=== BRIEF ===
Below are entries to be transcribed exactly; exclude the pictures from the copy.

=== Source records ===
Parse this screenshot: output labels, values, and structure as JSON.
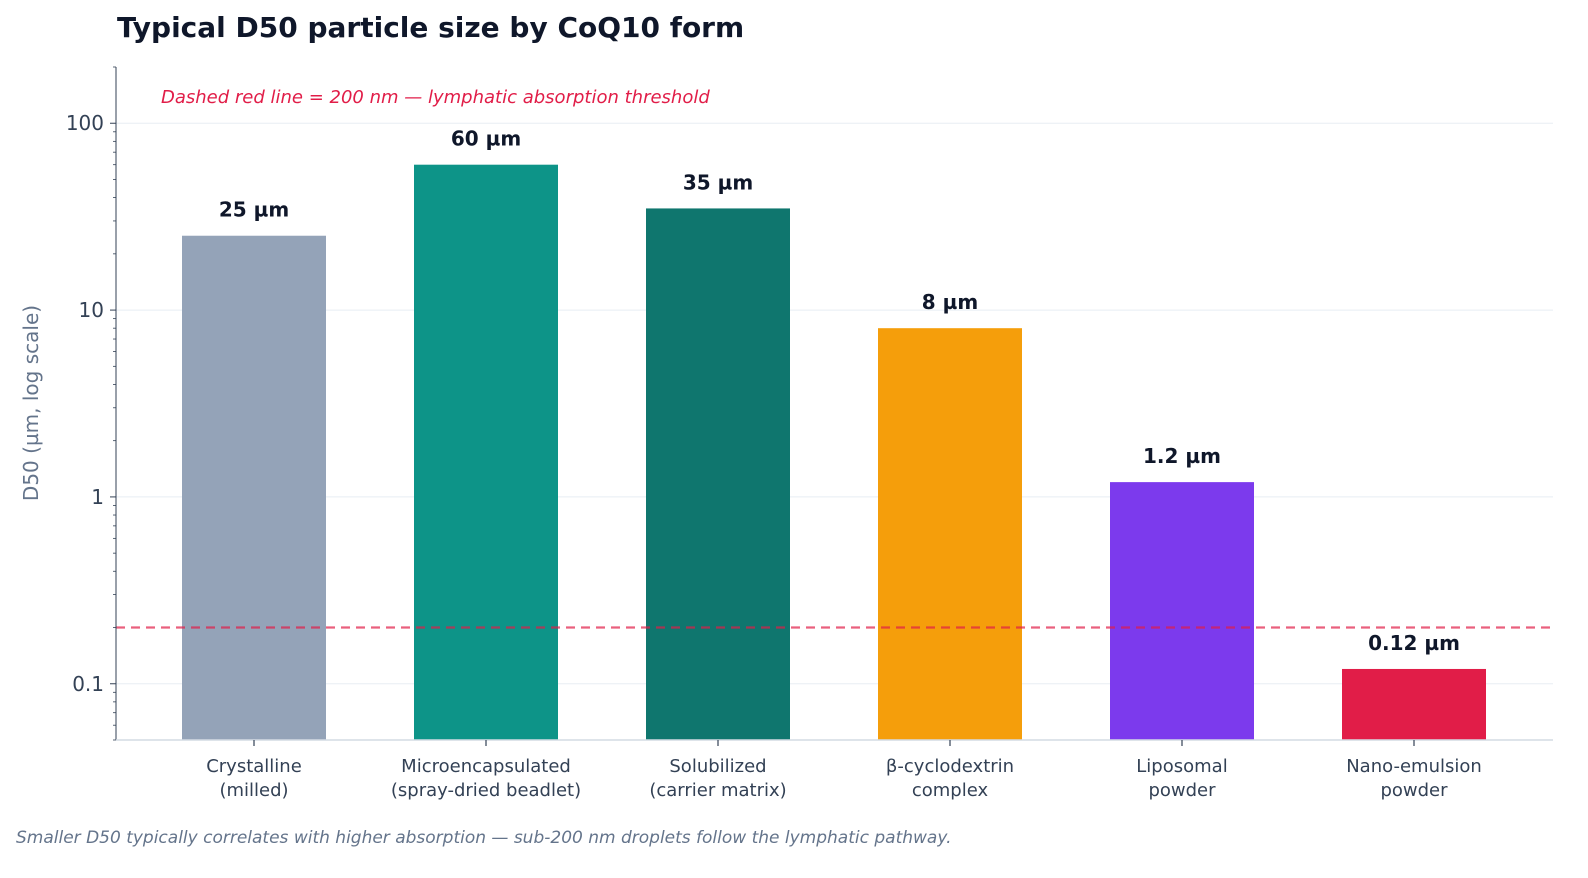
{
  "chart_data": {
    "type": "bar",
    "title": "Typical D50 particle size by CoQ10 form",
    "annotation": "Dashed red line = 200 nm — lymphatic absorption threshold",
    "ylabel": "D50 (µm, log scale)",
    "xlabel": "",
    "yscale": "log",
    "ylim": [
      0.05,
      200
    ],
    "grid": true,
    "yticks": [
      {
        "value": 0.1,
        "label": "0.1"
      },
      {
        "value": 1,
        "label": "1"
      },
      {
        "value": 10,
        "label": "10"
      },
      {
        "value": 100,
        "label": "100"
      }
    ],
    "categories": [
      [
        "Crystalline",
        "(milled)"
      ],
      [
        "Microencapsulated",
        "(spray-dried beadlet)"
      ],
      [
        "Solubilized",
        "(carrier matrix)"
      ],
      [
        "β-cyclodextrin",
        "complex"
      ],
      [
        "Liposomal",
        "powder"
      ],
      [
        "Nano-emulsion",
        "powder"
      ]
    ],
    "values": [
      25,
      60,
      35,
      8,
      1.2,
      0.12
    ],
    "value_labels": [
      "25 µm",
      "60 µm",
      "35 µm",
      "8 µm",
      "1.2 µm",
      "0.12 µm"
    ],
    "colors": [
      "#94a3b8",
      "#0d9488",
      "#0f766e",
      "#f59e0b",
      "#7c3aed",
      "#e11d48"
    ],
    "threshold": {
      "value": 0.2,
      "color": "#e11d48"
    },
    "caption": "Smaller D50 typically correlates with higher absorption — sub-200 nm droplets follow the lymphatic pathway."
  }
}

=== RESULT ===
Parse this screenshot: output labels, values, and structure as JSON.
{
  "chart_data": {
    "type": "bar",
    "title": "Typical D50 particle size by CoQ10 form",
    "annotation": "Dashed red line = 200 nm — lymphatic absorption threshold",
    "ylabel": "D50 (µm, log scale)",
    "xlabel": "",
    "yscale": "log",
    "ylim": [
      0.05,
      200
    ],
    "grid": true,
    "yticks": [
      {
        "value": 0.1,
        "label": "0.1"
      },
      {
        "value": 1,
        "label": "1"
      },
      {
        "value": 10,
        "label": "10"
      },
      {
        "value": 100,
        "label": "100"
      }
    ],
    "categories": [
      [
        "Crystalline",
        "(milled)"
      ],
      [
        "Microencapsulated",
        "(spray-dried beadlet)"
      ],
      [
        "Solubilized",
        "(carrier matrix)"
      ],
      [
        "β-cyclodextrin",
        "complex"
      ],
      [
        "Liposomal",
        "powder"
      ],
      [
        "Nano-emulsion",
        "powder"
      ]
    ],
    "values": [
      25,
      60,
      35,
      8,
      1.2,
      0.12
    ],
    "value_labels": [
      "25 µm",
      "60 µm",
      "35 µm",
      "8 µm",
      "1.2 µm",
      "0.12 µm"
    ],
    "colors": [
      "#94a3b8",
      "#0d9488",
      "#0f766e",
      "#f59e0b",
      "#7c3aed",
      "#e11d48"
    ],
    "threshold": {
      "value": 0.2,
      "color": "#e11d48"
    },
    "caption": "Smaller D50 typically correlates with higher absorption — sub-200 nm droplets follow the lymphatic pathway."
  }
}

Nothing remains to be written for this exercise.